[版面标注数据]
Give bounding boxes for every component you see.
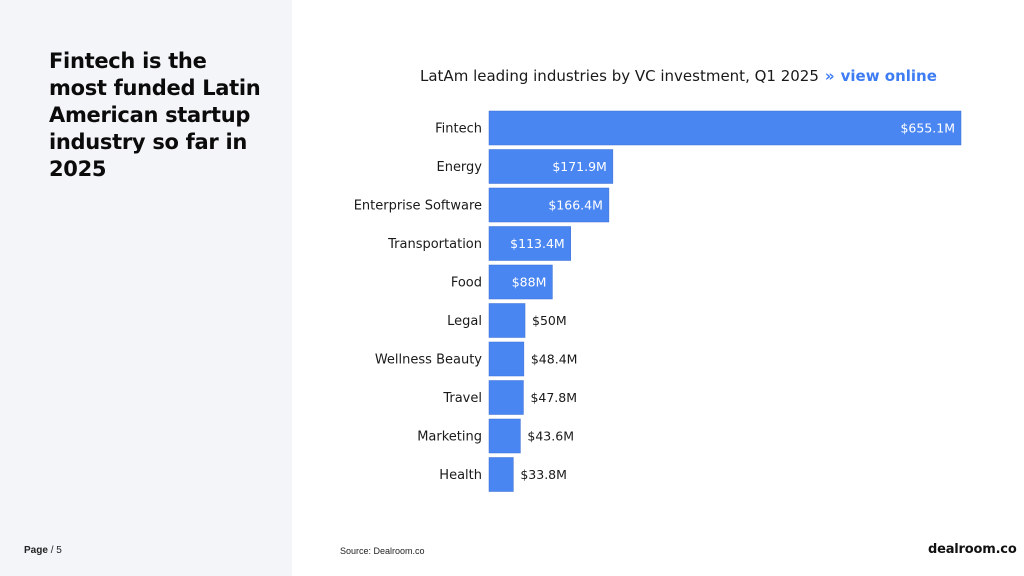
category-label: Food	[451, 276, 482, 291]
brand-logo: dealroom.co	[928, 542, 1017, 557]
value-label: $88M	[512, 275, 547, 290]
category-label: Fintech	[435, 122, 482, 137]
view-online-link[interactable]: view online	[840, 67, 937, 85]
bar-legal	[488, 303, 526, 338]
value-label: $43.6M	[527, 429, 574, 444]
category-label: Health	[439, 468, 482, 483]
chart-title-text: LatAm leading industries by VC investmen…	[420, 67, 819, 85]
value-label: $655.1M	[900, 121, 955, 136]
bar-health	[488, 457, 514, 492]
bar-energy	[488, 149, 614, 184]
left-panel: Fintech is the most funded Latin America…	[0, 0, 292, 576]
value-label: $166.4M	[548, 198, 603, 213]
bar-enterprise-software	[488, 187, 610, 223]
value-label: $47.8M	[530, 390, 577, 405]
bar-wellness-beauty	[488, 341, 525, 377]
category-label: Wellness Beauty	[375, 353, 482, 368]
value-label: $33.8M	[520, 467, 567, 482]
double-chevron-icon: »	[824, 67, 835, 85]
category-label: Travel	[442, 391, 482, 406]
page-separator: /	[50, 545, 54, 556]
value-label: $113.4M	[510, 236, 565, 251]
bar-fintech	[488, 110, 962, 146]
page-indicator: Page / 5	[24, 545, 62, 556]
value-label: $171.9M	[552, 159, 607, 174]
category-label: Enterprise Software	[354, 199, 482, 214]
category-label: Transportation	[387, 237, 482, 252]
value-label: $50M	[532, 313, 567, 328]
page-word: Page	[24, 545, 48, 556]
category-label: Marketing	[417, 430, 482, 445]
value-label: $48.4M	[531, 352, 578, 367]
bar-marketing	[488, 418, 521, 454]
category-label: Legal	[447, 314, 482, 329]
bar-food	[488, 264, 553, 300]
page-number: 5	[56, 545, 62, 556]
bar-transportation	[488, 226, 571, 261]
page-title: Fintech is the most funded Latin America…	[49, 49, 261, 181]
chart-title: LatAm leading industries by VC investmen…	[420, 67, 937, 85]
source-note: Source: Dealroom.co	[340, 546, 425, 556]
bar-travel	[488, 380, 524, 415]
category-label: Energy	[436, 160, 482, 175]
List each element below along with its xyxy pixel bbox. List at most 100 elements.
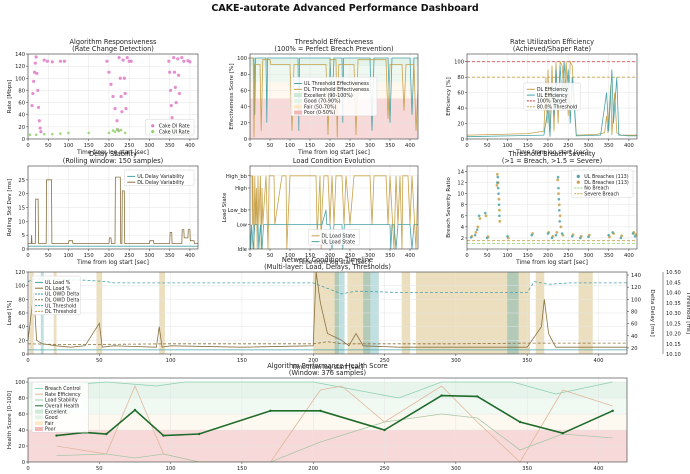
x-axis-label: Time from log start [sec]: [291, 365, 364, 371]
legend-box: [523, 82, 581, 111]
data-point: [105, 432, 108, 436]
legend-label: Good: [45, 415, 58, 421]
legend-label: DL OWD Delta: [45, 298, 79, 304]
data-point: [497, 192, 500, 195]
series-line: [28, 272, 627, 348]
data-point: [119, 128, 123, 132]
legend-label: 80.0% Threshold: [537, 104, 577, 110]
legend-swatch: [294, 104, 303, 109]
chart-title: Delay Stability: [89, 150, 137, 158]
chart-health: Algorithm Performance Health Score(Windo…: [7, 362, 628, 472]
series-line: [56, 384, 613, 462]
legend-box: [124, 169, 195, 186]
data-point: [30, 104, 34, 108]
legend-label: DL Efficiency: [537, 87, 568, 93]
y-tick-label: 60: [457, 91, 464, 97]
y-tick-label: 6: [461, 214, 464, 220]
x-tick-label: 0: [465, 143, 468, 149]
data-point: [269, 409, 272, 412]
y-tick-label: 40: [18, 428, 25, 434]
x-axis-label: Time from log start [sec]: [515, 150, 588, 156]
x-tick-label: 50: [484, 143, 491, 149]
data-point: [35, 71, 39, 76]
legend-label: Good (70-90%): [304, 99, 341, 105]
y-tick-label: Low_bb: [228, 208, 248, 214]
x-tick-label: 100: [166, 358, 176, 364]
legend-swatch: [35, 409, 43, 414]
x-tick-label: 200: [543, 253, 553, 259]
x-tick-label: 350: [165, 253, 175, 259]
y-tick-label: 0: [244, 137, 247, 143]
band: [28, 398, 627, 414]
x-axis-label: Time from log start [sec]: [297, 150, 370, 156]
legend-swatch: [294, 110, 303, 115]
data-point: [167, 59, 171, 63]
legend-label: Cake DI Rate: [159, 124, 190, 130]
data-point: [117, 129, 121, 133]
y-tick-label: 15: [18, 206, 25, 212]
data-point: [319, 409, 322, 412]
data-point: [619, 236, 623, 240]
data-point: [55, 434, 58, 437]
x-tick-label: 350: [165, 143, 175, 149]
y-tick-label: 40: [240, 105, 247, 111]
data-point: [34, 133, 38, 137]
chart-load: Load Condition Evolution 0 50 100 150 200 250 3…: [222, 157, 419, 266]
data-point: [483, 211, 487, 215]
x-tick-label: 50: [96, 466, 103, 472]
legend-label: Excellent: [45, 409, 67, 415]
y-tick-label: 8: [461, 203, 464, 209]
y-tick-label: 20: [240, 121, 247, 127]
x-tick-label: 250: [563, 253, 573, 259]
x-tick-label: 300: [583, 253, 593, 259]
data-point: [111, 129, 115, 132]
y3-tick-label: 10.45: [666, 280, 681, 286]
data-point: [611, 231, 615, 234]
plot-frame: [249, 53, 419, 140]
data-point: [172, 70, 177, 74]
y-tick-label: 0: [22, 352, 25, 358]
data-point: [168, 70, 172, 74]
x-tick-label: 250: [345, 143, 355, 149]
x-tick-label: 350: [604, 143, 614, 149]
data-point: [33, 61, 37, 65]
series-line: [250, 209, 418, 249]
y-tick-label: 0: [22, 460, 25, 466]
y2-tick-label: 140: [631, 273, 641, 279]
y-axis-label: Load [%]: [7, 301, 13, 326]
y2-axis-label: Delta Delay [ms]: [649, 289, 655, 336]
x-tick-label: 350: [385, 253, 395, 259]
legend-label: Overall Health: [45, 404, 79, 410]
x-tick-label: 50: [484, 253, 491, 259]
x-axis-label: Time from log start [sec]: [515, 260, 588, 266]
x-tick-label: 50: [45, 253, 52, 259]
chart-title: Threshold Breach Severity: [508, 150, 596, 158]
data-point: [579, 236, 582, 240]
x-tick-label: 100: [285, 253, 295, 259]
data-point: [36, 88, 40, 93]
data-point: [45, 59, 50, 63]
series-line: [28, 278, 627, 295]
x-tick-label: 0: [26, 466, 29, 472]
chart-title: Network Condition Timeline: [282, 256, 373, 264]
series-line: [250, 175, 418, 249]
x-tick-label: 400: [185, 143, 195, 149]
legend-label: Excellent (90-100%): [304, 93, 353, 99]
x-tick-label: 0: [26, 143, 29, 149]
y2-tick-label: 80: [631, 309, 638, 315]
x-tick-label: 400: [594, 358, 604, 364]
data-point: [123, 91, 127, 96]
legend-label: Rate Efficiency: [45, 392, 81, 398]
series-line: [28, 341, 627, 345]
legend-label: Severe Breach: [584, 192, 619, 198]
data-point: [497, 208, 501, 212]
chart-timeline: Network Condition Timeline(Multi-layer: …: [7, 256, 690, 371]
data-point: [118, 76, 122, 80]
legend-label: UL OWD Delta: [45, 292, 79, 298]
data-point: [182, 59, 186, 63]
series-line: [467, 61, 637, 138]
y-tick-label: 20: [18, 125, 25, 131]
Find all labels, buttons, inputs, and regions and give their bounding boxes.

-- 任务说明 --
把上面的版面标注数据逐行改写成 Markdown 表格，两列分别命名为"行号"和"内容"，空行不列入。表格中略去图片行。

-- 参考解答 --
| 行号 | 内容 |
|---|---|
| 1 | Give bounding boxes for every component you see. |
| 2 | category-label: Food	[451, 276, 482, 291] |
| 3 | brand-logo: dealroom.co	[928, 542, 1017, 557] |
| 4 | value-label: $88M	[512, 275, 547, 290] |
| 5 | category-label: Fintech	[435, 122, 482, 137] |
| 6 | view-online-link[interactable]: view online	[840, 67, 937, 85] |
| 7 | bar-legal	[488, 303, 526, 338] |
| 8 | value-label: $43.6M	[527, 429, 574, 444] |
| 9 | category-label: Health	[439, 468, 482, 483] |
| 10 | chart-title-text: LatAm leading industries by VC investmen…	[420, 67, 819, 85] |
| 11 | value-label: $655.1M	[900, 121, 955, 136] |
| 12 | bar-health	[488, 457, 514, 492] |
| 13 | bar-energy	[488, 149, 614, 184] |
| 14 | left-panel: Fintech is the most funded Latin America…	[0, 0, 292, 576] |
| 15 | value-label: $166.4M	[548, 198, 603, 213] |
| 16 | bar-enterprise-software	[488, 187, 610, 223] |
| 17 | value-label: $47.8M	[530, 390, 577, 405] |
| 18 | bar-wellness-beauty	[488, 341, 525, 377] |
| 19 | category-label: Wellness Beauty	[375, 353, 482, 368] |
| 20 | value-label: $33.8M	[520, 467, 567, 482] |
| 21 | double-chevron-icon: »	[824, 67, 835, 85] |
| 22 | category-label: Travel	[442, 391, 482, 406] |
| 23 | page-separator: /	[50, 545, 54, 556] |
| 24 | value-label: $113.4M	[510, 236, 565, 251] |
| 25 | bar-fintech	[488, 110, 962, 146] |
| 26 | page-indicator: Page / 5	[24, 545, 62, 556] |
| 27 | value-label: $171.9M	[552, 159, 607, 174] |
| 28 | category-label: Enterprise Software	[354, 199, 482, 214] |
| 29 | category-label: Transportation	[387, 237, 482, 252] |
| 30 | value-label: $50M	[532, 313, 567, 328] |
| 31 | page-word: Page	[24, 545, 48, 556] |
| 32 | category-label: Marketing	[417, 430, 482, 445] |
| 33 | value-label: $48.4M	[531, 352, 578, 367] |
| 34 | bar-marketing	[488, 418, 521, 454] |
| 35 | category-label: Legal	[447, 314, 482, 329] |
| 36 | bar-food	[488, 264, 553, 300] |
| 37 | page-number: 5	[56, 545, 62, 556] |
| 38 | bar-transportation	[488, 226, 571, 261] |
| 39 | page-title: Fintech is the most funded Latin America…	[49, 49, 261, 181] |
| 40 | chart-title: LatAm leading industries by VC investmen…	[420, 67, 937, 85] |
| 41 | source-note: Source: Dealroom.co	[340, 546, 425, 556] |
| 42 | bar-travel	[488, 380, 524, 415] |
| 43 | category-label: Energy	[436, 160, 482, 175] |
| 44 | List each element below along with its xyxy pixel bbox. List at most 100 elements. |
| 45 | x-axis-label: Time from log start [sec]: [291, 365, 364, 371] |
| 46 | legend-box: [523, 82, 581, 111] |
| 47 | data-point: [105, 432, 108, 436] |
| 48 | legend-label: Good: [45, 415, 58, 421] |
| 49 | legend-label: DL OWD Delta: [45, 298, 79, 304] |
| 50 | data-point: [497, 192, 500, 195] |
| 51 | series-line: [28, 272, 627, 348] |
| 52 | data-point: [119, 128, 123, 132] |
| 53 | legend-label: 80.0% Threshold: [537, 104, 577, 110] |
| 54 | legend-swatch: [294, 104, 303, 109] |
| 55 | chart-title: Delay Stability: [89, 150, 137, 158] |
| 56 | chart-health: Algorithm Performance Health Score(Windo…: [7, 362, 628, 472] |
| 57 | series-line: [56, 384, 613, 462] |
| 58 | legend-box: [124, 169, 195, 186] |
| 59 | data-point: [30, 104, 34, 108] |
| 60 | legend-label: DL Efficiency: [537, 87, 568, 93] |
| 61 | y-tick-label: 60: [457, 91, 464, 97] |
| 62 | y-tick-label: 6: [461, 214, 464, 220] |
| 63 | x-tick-label: 0: [465, 143, 468, 149] |
| 64 | data-point: [269, 409, 272, 412] |
| 65 | y-tick-label: 40: [18, 428, 25, 434] |
| 66 | x-axis-label: Time from log start [sec]: [515, 150, 588, 156] |
| 67 | x-tick-label: 50: [484, 143, 491, 149] |
| 68 | data-point: [35, 71, 39, 76] |
| 69 | legend-label: Good (70-90%): [304, 99, 341, 105] |
| 70 | y-tick-label: Low_bb: [228, 208, 248, 214] |
| 71 | x-tick-label: 100: [166, 358, 176, 364] |
| 72 | legend-swatch: [35, 409, 43, 414] |
| 73 | x-tick-label: 200: [543, 253, 553, 259] |
| 74 | x-tick-label: 350: [165, 253, 175, 259] |
| 75 | y-tick-label: 0: [244, 137, 247, 143] |
| 76 | band: [28, 398, 627, 414] |
| 77 | x-axis-label: Time from log start [sec]: [297, 150, 370, 156] |
| 78 | legend-swatch: [294, 110, 303, 115] |
| 79 | data-point: [167, 59, 171, 63] |
| 80 | legend-label: Cake DI Rate: [159, 124, 190, 130] |
| 81 | data-point: [117, 129, 121, 133] |
| 82 | y-tick-label: 15: [18, 206, 25, 212] |
| 83 | data-point: [319, 409, 322, 412] |
| 84 | data-point: [619, 236, 623, 240] |
| 85 | data-point: [55, 434, 58, 437] |
| 86 | x-tick-label: 350: [165, 143, 175, 149] |
| 87 | y-tick-label: 40: [240, 105, 247, 111] |
| 88 | data-point: [34, 133, 38, 137] |
| 89 | chart-load: Load Condition Evolution 0 50 100 150 200 250 3…: [222, 157, 419, 266] |
| 90 | data-point: [483, 211, 487, 215] |
| 91 | x-tick-label: 50: [96, 466, 103, 472] |
| 92 | legend-label: Excellent: [45, 409, 67, 415] |
| 93 | y-tick-label: 8: [461, 203, 464, 209] |
| 94 | y-tick-label: 20: [240, 121, 247, 127] |
| 95 | x-tick-label: 250: [563, 253, 573, 259] |
| 96 | x-tick-label: 300: [583, 253, 593, 259] |
| 97 | data-point: [111, 129, 115, 132] |
| 98 | y3-tick-label: 10.45: [666, 280, 681, 286] |
| 99 | data-point: [611, 231, 615, 234] |
| 100 | plot-frame: [249, 53, 419, 140] |
| 101 | data-point: [172, 70, 177, 74] |
| 102 | y-tick-label: 0: [22, 352, 25, 358] |
| 103 | data-point: [168, 70, 172, 74] |
| 104 | x-tick-label: 250: [345, 143, 355, 149] |
| 105 | x-tick-label: 350: [604, 143, 614, 149] |
| 106 | data-point: [33, 61, 37, 65] |
| 107 | series-line: [250, 209, 418, 249] |
| 108 | y-tick-label: 0: [22, 460, 25, 466] |
| 109 | y2-tick-label: 140: [631, 273, 641, 279] |
| 110 | y-axis-label: Load [%]: [7, 301, 13, 326] |
| 111 | y2-axis-label: Delta Delay [ms]: [649, 289, 655, 336] |
| 112 | x-tick-label: 350: [385, 253, 395, 259] |
| 113 | legend-label: Overall Health: [45, 404, 79, 410] |
| 114 | x-tick-label: 50: [484, 253, 491, 259] |
| 115 | x-axis-label: Time from log start [sec]: [515, 260, 588, 266] |
| 116 | x-tick-label: 50: [45, 253, 52, 259] |
| 117 | chart-title: Threshold Breach Severity: [508, 150, 596, 158] |
| 118 | data-point: [579, 236, 582, 240] |
| 119 | x-tick-label: 100: [285, 253, 295, 259] |
| 120 | data-point: [36, 88, 40, 93] |
| 121 | data-point: [45, 59, 50, 63] |
| 122 | series-line: [28, 278, 627, 295] |
| 123 | x-tick-label: 0: [26, 466, 29, 472] |
| 124 | chart-title: Network Condition Timeline: [282, 256, 373, 264] |
| 125 | series-line: [250, 175, 418, 249] |
| 126 | x-tick-label: 400: [185, 143, 195, 149] |
| 127 | legend-label: Excellent (90-100%): [304, 93, 353, 99] |
| 128 | x-tick-label: 0: [26, 143, 29, 149] |
| 129 | y2-tick-label: 80: [631, 309, 638, 315] |
| 130 | x-tick-label: 400: [594, 358, 604, 364] |
| 131 | data-point: [123, 91, 127, 96] |
| 132 | legend-label: Rate Efficiency: [45, 392, 81, 398] |
| 133 | series-line: [28, 341, 627, 345] |
| 134 | legend-label: Severe Breach: [584, 192, 619, 198] |
| 135 | data-point: [497, 208, 501, 212] |
| 136 | chart-timeline: Network Condition Timeline(Multi-layer: …: [7, 256, 690, 371] |
| 137 | data-point: [118, 76, 122, 80] |
| 138 | legend-label: UL OWD Delta: [45, 292, 79, 298] |
| 139 | data-point: [182, 59, 186, 63] |
| 140 | series-line: [467, 61, 637, 138] |
| 141 | y-tick-label: 20: [18, 125, 25, 131] |
| 142 | Find all labels, buttons, inputs, and regions and give their bounding boxes. |